Supplied text:
━━━

The past month has been a whirlwind.
My mom passed away. My dog tore her ACL. I got a puppy.
In other words, life has been a little chaotic.
Grief has a strange hold on me. I’m utterly devastated by the loss of my mom. My heart just hurts.
A year ago, I moved in with her for what I assumed would be a two-month stay. It ended up becoming permanent. Mom could no longer live alone, and she was far too stubborn to move closer to me. It wasn’t exactly an ideal arrangement since I worked an hour and a half away, but I thought I could make it work.
Then I got sick.
Not a typical flare—though, honestly, none of my flares have ever been typical—but a life-altering shift in my disease that I’m still trying to recover from nine months later.
Now I’m living in what feels like the upside down.
I have a beautiful home. I was raised here. Yet it doesn’t feel like mine. Every room holds memories. Every corner feels occupied by ghosts. Over the past month, I’ve been trying to make the house feel more like my own. I’ve pulled things out of storage, rearranged family photos, moved furniture, and redecorated in ways that better reflect me.
It helps.
A little.
But the more I do, the more I’m reminded that I’m still not well.
Everything feels physically harder than it should. I do a load of laundry and need to rest. I clean a bathroom and need to rest. I run an errand and need to rest. Life has become a constant cycle of stop, recover, repeat. It’s frustrating, exhausting, and a daily reminder that my body is still calling the shots.
The hardest part is that my life doesn’t feel like it’s here.
I have family nearby and a handful of friends, but I still feel isolated. Lonely. Stuck between the life I had and whatever comes next.
Now that the funeral is behind me, I’m supposed to be figuring out the future. The problem is that the future feels incredibly uncertain. I’m still not cleared to return to work, and if I’m being honest, I don’t know if I’m capable of returning right now.
Caring for my mom didn’t leave much room to care for myself.
Health-wise, I’m significantly better than I was in September 2025, and for that I’m grateful. But if I had to put a number on it, I’d say I’m operating at about 60% of my former capacity.

━━━

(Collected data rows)
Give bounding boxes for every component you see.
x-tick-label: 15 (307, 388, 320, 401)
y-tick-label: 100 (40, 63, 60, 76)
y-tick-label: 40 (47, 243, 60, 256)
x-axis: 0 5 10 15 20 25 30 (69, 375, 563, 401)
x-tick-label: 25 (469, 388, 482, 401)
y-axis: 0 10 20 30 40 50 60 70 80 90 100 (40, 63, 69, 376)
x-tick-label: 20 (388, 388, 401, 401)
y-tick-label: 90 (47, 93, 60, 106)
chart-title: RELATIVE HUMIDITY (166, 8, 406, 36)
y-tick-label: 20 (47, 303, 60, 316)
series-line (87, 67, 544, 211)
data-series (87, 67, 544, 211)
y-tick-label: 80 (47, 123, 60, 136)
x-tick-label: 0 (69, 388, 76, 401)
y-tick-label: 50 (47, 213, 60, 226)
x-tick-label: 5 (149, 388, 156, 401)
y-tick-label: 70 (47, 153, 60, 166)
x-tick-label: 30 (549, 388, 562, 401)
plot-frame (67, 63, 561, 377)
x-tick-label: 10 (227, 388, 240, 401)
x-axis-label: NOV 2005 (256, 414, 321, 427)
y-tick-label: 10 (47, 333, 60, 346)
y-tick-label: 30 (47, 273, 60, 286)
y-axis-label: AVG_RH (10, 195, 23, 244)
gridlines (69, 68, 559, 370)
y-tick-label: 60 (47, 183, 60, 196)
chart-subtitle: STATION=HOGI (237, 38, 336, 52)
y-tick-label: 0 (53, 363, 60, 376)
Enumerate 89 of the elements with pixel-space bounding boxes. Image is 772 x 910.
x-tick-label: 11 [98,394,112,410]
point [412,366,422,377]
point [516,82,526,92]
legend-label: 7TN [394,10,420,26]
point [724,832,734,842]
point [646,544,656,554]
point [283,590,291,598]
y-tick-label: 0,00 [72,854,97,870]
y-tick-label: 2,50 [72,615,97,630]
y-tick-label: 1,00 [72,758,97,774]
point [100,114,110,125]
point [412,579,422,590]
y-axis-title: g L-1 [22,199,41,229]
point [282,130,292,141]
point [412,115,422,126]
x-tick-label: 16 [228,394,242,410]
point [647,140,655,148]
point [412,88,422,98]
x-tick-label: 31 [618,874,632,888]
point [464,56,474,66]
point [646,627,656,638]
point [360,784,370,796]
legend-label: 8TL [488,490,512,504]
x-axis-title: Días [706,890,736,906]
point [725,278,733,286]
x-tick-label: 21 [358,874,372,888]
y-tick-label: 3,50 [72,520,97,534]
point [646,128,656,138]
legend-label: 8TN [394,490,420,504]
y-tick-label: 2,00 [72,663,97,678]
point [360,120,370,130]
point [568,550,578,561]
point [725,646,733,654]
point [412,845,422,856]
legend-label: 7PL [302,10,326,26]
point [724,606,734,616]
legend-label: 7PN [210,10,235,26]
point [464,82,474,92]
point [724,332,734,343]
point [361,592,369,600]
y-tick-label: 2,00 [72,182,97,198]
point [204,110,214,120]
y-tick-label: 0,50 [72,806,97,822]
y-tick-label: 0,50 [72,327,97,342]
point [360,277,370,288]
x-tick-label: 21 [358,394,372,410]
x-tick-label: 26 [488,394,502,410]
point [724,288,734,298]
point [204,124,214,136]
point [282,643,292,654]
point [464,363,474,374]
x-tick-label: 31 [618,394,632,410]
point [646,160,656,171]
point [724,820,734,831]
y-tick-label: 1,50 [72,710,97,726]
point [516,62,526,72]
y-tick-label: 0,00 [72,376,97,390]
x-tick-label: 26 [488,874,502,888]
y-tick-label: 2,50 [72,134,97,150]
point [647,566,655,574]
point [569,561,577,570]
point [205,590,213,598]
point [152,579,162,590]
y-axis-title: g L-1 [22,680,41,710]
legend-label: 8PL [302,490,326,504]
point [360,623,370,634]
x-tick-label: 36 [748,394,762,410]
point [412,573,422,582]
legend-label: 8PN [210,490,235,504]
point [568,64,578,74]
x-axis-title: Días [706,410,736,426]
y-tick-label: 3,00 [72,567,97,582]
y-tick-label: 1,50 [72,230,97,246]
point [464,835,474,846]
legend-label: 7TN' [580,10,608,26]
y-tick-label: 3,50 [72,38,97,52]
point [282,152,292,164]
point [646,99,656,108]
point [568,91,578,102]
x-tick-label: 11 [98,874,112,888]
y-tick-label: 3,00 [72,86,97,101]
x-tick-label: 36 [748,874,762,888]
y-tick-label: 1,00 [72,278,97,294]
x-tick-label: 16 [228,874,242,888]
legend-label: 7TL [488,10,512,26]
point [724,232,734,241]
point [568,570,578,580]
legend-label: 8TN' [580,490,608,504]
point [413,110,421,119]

━━━

Required actions:
1) In the post about grief and illness, at roughly what percentage of former capacity does the writer say they are operating?
2) Write a continuation of the post about grief and illness, starting right after its last sentence.
The rows aren't needed for anything here.

Set of answers:
1) About 60%.

2)
For someone who has spent her entire life pushing through pain, fatigue, and whatever obstacle happened to be in front of her, learning to live within those limits may be the hardest thing I’ve ever had to do.
Now I have to care for my sweet Finni Roux as she recovers from ACL repair surgery. That means eight weeks of recovery, crate rest, medication schedules, and making sure she doesn’t decide she’s suddenly an Olympic athlete.
I’ve already committed to sleeping on the couch—or possibly the floor—just to keep her close since she’s not allowed on the furniture. I’ll be carrying her hefty little body up and down the stairs, catering to her every need, and reassuring her that this temporary indignity is for her own good.
At the same time, I’ll be trying to convince a puppy that the entire house is not, in fact, his personal bathroom.
I had hoped to take a relaxing vacation this summer—a chance to reset after everything that’s happened. But Finni’s surgery requires a lot of care and, unfortunately, a lot of money. So vacation will have to wait.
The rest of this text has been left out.